# [Written instruction]
Quote every one of the entries below verbatim, line for line.
━━━━━━━━━━━━━━━━━━━━━━━━━━━━━━
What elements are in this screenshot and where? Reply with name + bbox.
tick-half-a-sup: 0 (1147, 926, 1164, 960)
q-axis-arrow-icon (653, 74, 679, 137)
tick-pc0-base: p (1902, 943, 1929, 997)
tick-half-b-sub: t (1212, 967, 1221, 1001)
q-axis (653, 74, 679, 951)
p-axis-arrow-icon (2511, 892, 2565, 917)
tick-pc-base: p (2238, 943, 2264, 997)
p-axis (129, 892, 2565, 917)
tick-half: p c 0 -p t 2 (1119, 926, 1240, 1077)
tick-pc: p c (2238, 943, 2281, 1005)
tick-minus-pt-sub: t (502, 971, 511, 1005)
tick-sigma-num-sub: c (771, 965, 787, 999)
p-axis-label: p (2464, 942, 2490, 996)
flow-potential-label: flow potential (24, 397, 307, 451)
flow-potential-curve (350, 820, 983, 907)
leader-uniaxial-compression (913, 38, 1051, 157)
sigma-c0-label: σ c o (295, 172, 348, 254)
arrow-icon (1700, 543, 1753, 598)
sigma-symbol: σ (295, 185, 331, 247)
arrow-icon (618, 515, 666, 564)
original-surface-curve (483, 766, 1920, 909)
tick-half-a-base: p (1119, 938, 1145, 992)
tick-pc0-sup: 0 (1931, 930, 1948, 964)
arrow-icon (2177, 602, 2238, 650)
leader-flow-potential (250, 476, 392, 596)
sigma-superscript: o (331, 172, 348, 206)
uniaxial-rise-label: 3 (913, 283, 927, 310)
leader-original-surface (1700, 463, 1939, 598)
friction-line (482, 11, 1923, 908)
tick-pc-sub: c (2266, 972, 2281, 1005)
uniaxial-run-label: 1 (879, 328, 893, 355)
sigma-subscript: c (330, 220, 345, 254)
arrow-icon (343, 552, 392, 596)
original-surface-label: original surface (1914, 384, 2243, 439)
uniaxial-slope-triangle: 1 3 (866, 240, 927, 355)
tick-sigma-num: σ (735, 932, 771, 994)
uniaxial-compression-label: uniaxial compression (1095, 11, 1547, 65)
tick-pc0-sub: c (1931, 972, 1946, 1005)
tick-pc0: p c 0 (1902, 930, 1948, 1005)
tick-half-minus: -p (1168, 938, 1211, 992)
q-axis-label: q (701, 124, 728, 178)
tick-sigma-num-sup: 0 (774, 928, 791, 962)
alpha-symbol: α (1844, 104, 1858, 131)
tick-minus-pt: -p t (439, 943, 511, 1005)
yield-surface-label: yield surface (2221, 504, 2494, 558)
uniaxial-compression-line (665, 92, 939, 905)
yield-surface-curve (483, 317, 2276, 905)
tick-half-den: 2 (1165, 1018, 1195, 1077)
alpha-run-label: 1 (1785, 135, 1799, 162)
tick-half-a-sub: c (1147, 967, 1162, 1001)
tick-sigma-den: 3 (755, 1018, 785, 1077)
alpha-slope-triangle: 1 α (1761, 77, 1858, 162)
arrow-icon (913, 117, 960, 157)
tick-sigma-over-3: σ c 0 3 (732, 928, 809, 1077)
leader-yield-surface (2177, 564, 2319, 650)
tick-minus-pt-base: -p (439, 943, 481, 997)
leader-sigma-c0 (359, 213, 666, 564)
━━━━━━━━━━━━━━━━━━━━━━━━━━━━━━
# [The solution]
What elements are in this screenshot and where? Reply with name + bbox.
tick-half-a-sup: 0 (1147, 926, 1164, 960)
q-axis-arrow-icon (653, 74, 679, 137)
tick-pc0-base: p (1902, 943, 1929, 997)
tick-half-b-sub: t (1212, 967, 1221, 1001)
q-axis (653, 74, 679, 951)
p-axis-arrow-icon (2511, 892, 2565, 917)
tick-pc-base: p (2238, 943, 2264, 997)
p-axis (129, 892, 2565, 917)
tick-half: p c 0 -p t 2 (1119, 926, 1240, 1077)
tick-pc: p c (2238, 943, 2281, 1005)
tick-minus-pt-sub: t (502, 971, 511, 1005)
tick-sigma-num-sub: c (771, 965, 787, 999)
p-axis-label: p (2464, 942, 2490, 996)
flow-potential-label: flow potential (24, 397, 307, 451)
flow-potential-curve (350, 820, 983, 907)
leader-uniaxial-compression (913, 38, 1051, 157)
sigma-c0-label: σ c o (295, 172, 348, 254)
arrow-icon (1700, 543, 1753, 598)
sigma-symbol: σ (295, 185, 331, 247)
arrow-icon (618, 515, 666, 564)
original-surface-curve (483, 766, 1920, 909)
tick-half-a-base: p (1119, 938, 1145, 992)
tick-pc0-sup: 0 (1931, 930, 1948, 964)
arrow-icon (2177, 602, 2238, 650)
leader-flow-potential (250, 476, 392, 596)
sigma-superscript: o (331, 172, 348, 206)
uniaxial-rise-label: 3 (913, 283, 927, 310)
leader-original-surface (1700, 463, 1939, 598)
friction-line (482, 11, 1923, 908)
tick-pc-sub: c (2266, 972, 2281, 1005)
uniaxial-run-label: 1 (879, 328, 893, 355)
sigma-subscript: c (330, 220, 345, 254)
arrow-icon (343, 552, 392, 596)
original-surface-label: original surface (1914, 384, 2243, 439)
uniaxial-slope-triangle: 1 3 (866, 240, 927, 355)
tick-sigma-num: σ (735, 932, 771, 994)
uniaxial-compression-label: uniaxial compression (1095, 11, 1547, 65)
tick-pc0-sub: c (1931, 972, 1946, 1005)
tick-pc0: p c 0 (1902, 930, 1948, 1005)
tick-half-minus: -p (1168, 938, 1211, 992)
q-axis-label: q (701, 124, 728, 178)
tick-sigma-num-sup: 0 (774, 928, 791, 962)
alpha-symbol: α (1844, 104, 1858, 131)
tick-minus-pt: -p t (439, 943, 511, 1005)
yield-surface-label: yield surface (2221, 504, 2494, 558)
uniaxial-compression-line (665, 92, 939, 905)
yield-surface-curve (483, 317, 2276, 905)
tick-half-den: 2 (1165, 1018, 1195, 1077)
alpha-run-label: 1 (1785, 135, 1799, 162)
tick-half-a-sub: c (1147, 967, 1162, 1001)
tick-sigma-den: 3 (755, 1018, 785, 1077)
alpha-slope-triangle: 1 α (1761, 77, 1858, 162)
arrow-icon (913, 117, 960, 157)
tick-sigma-over-3: σ c 0 3 (732, 928, 809, 1077)
leader-yield-surface (2177, 564, 2319, 650)
tick-minus-pt-base: -p (439, 943, 481, 997)
leader-sigma-c0 (359, 213, 666, 564)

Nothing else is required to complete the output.